▶ **Required work**:
Look at the entries below and reproduce them exactly.

▶ **Exercise materials**:
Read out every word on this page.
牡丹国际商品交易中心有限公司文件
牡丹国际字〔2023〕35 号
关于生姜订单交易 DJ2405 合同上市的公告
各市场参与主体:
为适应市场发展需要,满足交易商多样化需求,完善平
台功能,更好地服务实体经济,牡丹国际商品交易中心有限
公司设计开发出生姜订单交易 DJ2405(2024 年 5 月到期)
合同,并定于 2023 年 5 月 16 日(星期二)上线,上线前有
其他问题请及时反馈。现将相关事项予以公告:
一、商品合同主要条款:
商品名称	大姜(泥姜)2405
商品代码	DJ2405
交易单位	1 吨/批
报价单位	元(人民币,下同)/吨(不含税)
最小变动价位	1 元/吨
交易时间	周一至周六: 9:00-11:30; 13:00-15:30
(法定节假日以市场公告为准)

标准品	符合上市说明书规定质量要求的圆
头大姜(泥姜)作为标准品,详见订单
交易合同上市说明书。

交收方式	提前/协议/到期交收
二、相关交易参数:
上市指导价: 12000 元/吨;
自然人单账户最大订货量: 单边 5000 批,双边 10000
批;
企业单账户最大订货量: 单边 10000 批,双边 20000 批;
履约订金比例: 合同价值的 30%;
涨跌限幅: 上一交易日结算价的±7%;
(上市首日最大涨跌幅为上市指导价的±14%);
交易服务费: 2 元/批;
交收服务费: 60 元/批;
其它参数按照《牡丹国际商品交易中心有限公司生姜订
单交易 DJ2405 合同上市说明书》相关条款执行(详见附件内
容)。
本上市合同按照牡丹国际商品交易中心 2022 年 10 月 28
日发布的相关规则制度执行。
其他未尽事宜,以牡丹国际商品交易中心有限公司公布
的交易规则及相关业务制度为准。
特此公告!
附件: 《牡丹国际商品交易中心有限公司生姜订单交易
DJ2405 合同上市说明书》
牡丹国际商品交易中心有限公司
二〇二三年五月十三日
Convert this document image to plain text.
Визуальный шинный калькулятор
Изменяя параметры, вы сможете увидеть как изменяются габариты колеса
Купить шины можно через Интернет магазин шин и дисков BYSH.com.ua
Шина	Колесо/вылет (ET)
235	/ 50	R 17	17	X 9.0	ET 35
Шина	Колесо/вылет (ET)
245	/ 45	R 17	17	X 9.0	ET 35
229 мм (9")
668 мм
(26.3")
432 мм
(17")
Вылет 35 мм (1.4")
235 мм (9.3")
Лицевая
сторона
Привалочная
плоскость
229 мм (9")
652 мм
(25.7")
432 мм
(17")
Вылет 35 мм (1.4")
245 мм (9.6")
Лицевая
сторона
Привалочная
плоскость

▶ **Written reply**:
Read out every word on this page.
牡丹国际商品交易中心有限公司文件
牡丹国际字〔2023〕35 号
关于生姜订单交易 DJ2405 合同上市的公告
各市场参与主体:
为适应市场发展需要,满足交易商多样化需求,完善平
台功能,更好地服务实体经济,牡丹国际商品交易中心有限
公司设计开发出生姜订单交易 DJ2405(2024 年 5 月到期)
合同,并定于 2023 年 5 月 16 日(星期二)上线,上线前有
其他问题请及时反馈。现将相关事项予以公告:
一、商品合同主要条款:
商品名称	大姜(泥姜)2405
商品代码	DJ2405
交易单位	1 吨/批
报价单位	元(人民币,下同)/吨(不含税)
最小变动价位	1 元/吨
交易时间	周一至周六: 9:00-11:30; 13:00-15:30
(法定节假日以市场公告为准)

标准品	符合上市说明书规定质量要求的圆
头大姜(泥姜)作为标准品,详见订单
交易合同上市说明书。

交收方式	提前/协议/到期交收
二、相关交易参数:
上市指导价: 12000 元/吨;
自然人单账户最大订货量: 单边 5000 批,双边 10000
批;
企业单账户最大订货量: 单边 10000 批,双边 20000 批;
履约订金比例: 合同价值的 30%;
涨跌限幅: 上一交易日结算价的±7%;
(上市首日最大涨跌幅为上市指导价的±14%);
交易服务费: 2 元/批;
交收服务费: 60 元/批;
其它参数按照《牡丹国际商品交易中心有限公司生姜订
单交易 DJ2405 合同上市说明书》相关条款执行(详见附件内
容)。
本上市合同按照牡丹国际商品交易中心 2022 年 10 月 28
日发布的相关规则制度执行。
其他未尽事宜,以牡丹国际商品交易中心有限公司公布
的交易规则及相关业务制度为准。
特此公告!
附件: 《牡丹国际商品交易中心有限公司生姜订单交易
DJ2405 合同上市说明书》
牡丹国际商品交易中心有限公司
二〇二三年五月十三日
Convert this document image to plain text.
Визуальный шинный калькулятор
Изменяя параметры, вы сможете увидеть как изменяются габариты колеса
Купить шины можно через Интернет магазин шин и дисков BYSH.com.ua
Шина	Колесо/вылет (ET)
235	/ 50	R 17	17	X 9.0	ET 35
Шина	Колесо/вылет (ET)
245	/ 45	R 17	17	X 9.0	ET 35
229 мм (9")
668 мм
(26.3")
432 мм
(17")
Вылет 35 мм (1.4")
235 мм (9.3")
Лицевая
сторона
Привалочная
плоскость
229 мм (9")
652 мм
(25.7")
432 мм
(17")
Вылет 35 мм (1.4")
245 мм (9.6")
Лицевая
сторона
Привалочная
плоскость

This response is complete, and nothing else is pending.